Can you reproduce every line of all the items below verbatim, without changing a single character?

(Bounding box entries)

━━━━

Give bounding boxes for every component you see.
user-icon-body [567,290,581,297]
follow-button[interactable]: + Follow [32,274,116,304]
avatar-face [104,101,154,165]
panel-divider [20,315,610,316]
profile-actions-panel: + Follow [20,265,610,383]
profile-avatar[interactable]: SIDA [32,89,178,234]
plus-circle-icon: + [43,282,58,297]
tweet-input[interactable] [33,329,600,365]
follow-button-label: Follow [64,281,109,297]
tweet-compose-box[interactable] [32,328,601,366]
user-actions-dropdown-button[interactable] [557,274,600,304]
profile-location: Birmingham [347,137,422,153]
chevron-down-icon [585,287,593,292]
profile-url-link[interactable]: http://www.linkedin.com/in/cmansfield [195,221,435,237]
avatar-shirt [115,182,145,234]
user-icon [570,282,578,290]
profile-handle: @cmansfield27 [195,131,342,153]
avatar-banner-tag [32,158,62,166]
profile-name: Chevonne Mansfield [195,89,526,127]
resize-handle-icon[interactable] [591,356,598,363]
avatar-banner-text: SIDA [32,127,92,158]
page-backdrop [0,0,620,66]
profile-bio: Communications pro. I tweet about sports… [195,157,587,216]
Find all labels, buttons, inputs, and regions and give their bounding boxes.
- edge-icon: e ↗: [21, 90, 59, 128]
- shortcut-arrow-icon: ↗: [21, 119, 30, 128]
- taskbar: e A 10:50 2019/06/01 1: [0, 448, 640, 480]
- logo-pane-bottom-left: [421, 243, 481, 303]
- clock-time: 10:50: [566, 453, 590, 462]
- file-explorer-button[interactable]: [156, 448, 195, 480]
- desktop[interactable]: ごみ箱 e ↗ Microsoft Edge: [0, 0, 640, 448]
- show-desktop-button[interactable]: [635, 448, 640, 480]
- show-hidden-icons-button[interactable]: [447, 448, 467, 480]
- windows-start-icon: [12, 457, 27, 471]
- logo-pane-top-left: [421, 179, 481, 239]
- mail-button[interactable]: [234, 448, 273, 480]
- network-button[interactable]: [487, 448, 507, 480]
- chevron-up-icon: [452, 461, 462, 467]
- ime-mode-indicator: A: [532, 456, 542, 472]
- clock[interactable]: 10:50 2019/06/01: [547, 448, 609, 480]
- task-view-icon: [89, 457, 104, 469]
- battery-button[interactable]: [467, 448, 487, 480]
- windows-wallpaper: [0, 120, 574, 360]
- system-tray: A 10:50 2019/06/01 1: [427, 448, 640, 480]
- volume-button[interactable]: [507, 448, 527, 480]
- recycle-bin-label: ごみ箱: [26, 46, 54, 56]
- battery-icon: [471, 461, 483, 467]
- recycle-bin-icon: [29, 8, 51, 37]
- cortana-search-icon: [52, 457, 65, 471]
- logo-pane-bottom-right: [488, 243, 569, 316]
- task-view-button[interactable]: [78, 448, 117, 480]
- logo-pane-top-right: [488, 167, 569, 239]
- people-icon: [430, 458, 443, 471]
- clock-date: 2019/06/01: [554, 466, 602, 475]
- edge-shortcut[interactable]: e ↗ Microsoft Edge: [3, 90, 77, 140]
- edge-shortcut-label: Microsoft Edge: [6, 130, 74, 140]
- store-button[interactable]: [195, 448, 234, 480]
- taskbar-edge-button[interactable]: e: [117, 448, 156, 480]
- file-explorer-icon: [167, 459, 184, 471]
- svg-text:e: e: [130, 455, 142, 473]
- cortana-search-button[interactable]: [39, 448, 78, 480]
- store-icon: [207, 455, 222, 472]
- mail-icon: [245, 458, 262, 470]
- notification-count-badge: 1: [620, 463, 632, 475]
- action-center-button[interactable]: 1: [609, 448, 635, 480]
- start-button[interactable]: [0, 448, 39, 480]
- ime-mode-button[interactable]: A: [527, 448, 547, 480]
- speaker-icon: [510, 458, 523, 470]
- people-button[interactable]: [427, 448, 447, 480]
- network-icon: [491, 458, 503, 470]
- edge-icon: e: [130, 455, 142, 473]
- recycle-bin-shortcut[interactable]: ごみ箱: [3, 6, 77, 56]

━━━━

• COMPLETED EXERCISE
Give bounding boxes for every component you see.
user-icon-body [567,290,581,297]
follow-button[interactable]: + Follow [32,274,116,304]
avatar-face [104,101,154,165]
panel-divider [20,315,610,316]
profile-actions-panel: + Follow [20,265,610,383]
profile-avatar[interactable]: SIDA [32,89,178,234]
plus-circle-icon: + [43,282,58,297]
tweet-input[interactable] [33,329,600,365]
follow-button-label: Follow [64,281,109,297]
tweet-compose-box[interactable] [32,328,601,366]
user-actions-dropdown-button[interactable] [557,274,600,304]
profile-location: Birmingham [347,137,422,153]
chevron-down-icon [585,287,593,292]
profile-url-link[interactable]: http://www.linkedin.com/in/cmansfield [195,221,435,237]
avatar-shirt [115,182,145,234]
user-icon [570,282,578,290]
profile-handle: @cmansfield27 [195,131,342,153]
avatar-banner-tag [32,158,62,166]
profile-name: Chevonne Mansfield [195,89,526,127]
resize-handle-icon[interactable] [591,356,598,363]
avatar-banner-text: SIDA [32,127,92,158]
page-backdrop [0,0,620,66]
profile-bio: Communications pro. I tweet about sports… [195,157,587,216]
Find all labels, buttons, inputs, and regions and give their bounding boxes.
- edge-icon: e ↗: [21, 90, 59, 128]
- shortcut-arrow-icon: ↗: [21, 119, 30, 128]
- taskbar: e A 10:50 2019/06/01 1: [0, 448, 640, 480]
- logo-pane-bottom-left: [421, 243, 481, 303]
- clock-time: 10:50: [566, 453, 590, 462]
- file-explorer-button[interactable]: [156, 448, 195, 480]
- desktop[interactable]: ごみ箱 e ↗ Microsoft Edge: [0, 0, 640, 448]
- show-desktop-button[interactable]: [635, 448, 640, 480]
- show-hidden-icons-button[interactable]: [447, 448, 467, 480]
- windows-start-icon: [12, 457, 27, 471]
- logo-pane-top-left: [421, 179, 481, 239]
- mail-button[interactable]: [234, 448, 273, 480]
- network-button[interactable]: [487, 448, 507, 480]
- chevron-up-icon: [452, 461, 462, 467]
- ime-mode-indicator: A: [532, 456, 542, 472]
- clock[interactable]: 10:50 2019/06/01: [547, 448, 609, 480]
- task-view-icon: [89, 457, 104, 469]
- battery-button[interactable]: [467, 448, 487, 480]
- windows-wallpaper: [0, 120, 574, 360]
- system-tray: A 10:50 2019/06/01 1: [427, 448, 640, 480]
- volume-button[interactable]: [507, 448, 527, 480]
- recycle-bin-label: ごみ箱: [26, 46, 54, 56]
- battery-icon: [471, 461, 483, 467]
- recycle-bin-icon: [29, 8, 51, 37]
- cortana-search-icon: [52, 457, 65, 471]
- logo-pane-bottom-right: [488, 243, 569, 316]
- task-view-button[interactable]: [78, 448, 117, 480]
- logo-pane-top-right: [488, 167, 569, 239]
- people-icon: [430, 458, 443, 471]
- clock-date: 2019/06/01: [554, 466, 602, 475]
- edge-shortcut[interactable]: e ↗ Microsoft Edge: [3, 90, 77, 140]
- edge-shortcut-label: Microsoft Edge: [6, 130, 74, 140]
- store-button[interactable]: [195, 448, 234, 480]
- taskbar-edge-button[interactable]: e: [117, 448, 156, 480]
- file-explorer-icon: [167, 459, 184, 471]
- svg-text:e: e: [130, 455, 142, 473]
- cortana-search-button[interactable]: [39, 448, 78, 480]
- store-icon: [207, 455, 222, 472]
- mail-icon: [245, 458, 262, 470]
- notification-count-badge: 1: [620, 463, 632, 475]
- action-center-button[interactable]: 1: [609, 448, 635, 480]
- start-button[interactable]: [0, 448, 39, 480]
- ime-mode-button[interactable]: A: [527, 448, 547, 480]
- speaker-icon: [510, 458, 523, 470]
- people-button[interactable]: [427, 448, 447, 480]
- network-icon: [491, 458, 503, 470]
- edge-icon: e: [130, 455, 142, 473]
- recycle-bin-shortcut[interactable]: ごみ箱: [3, 6, 77, 56]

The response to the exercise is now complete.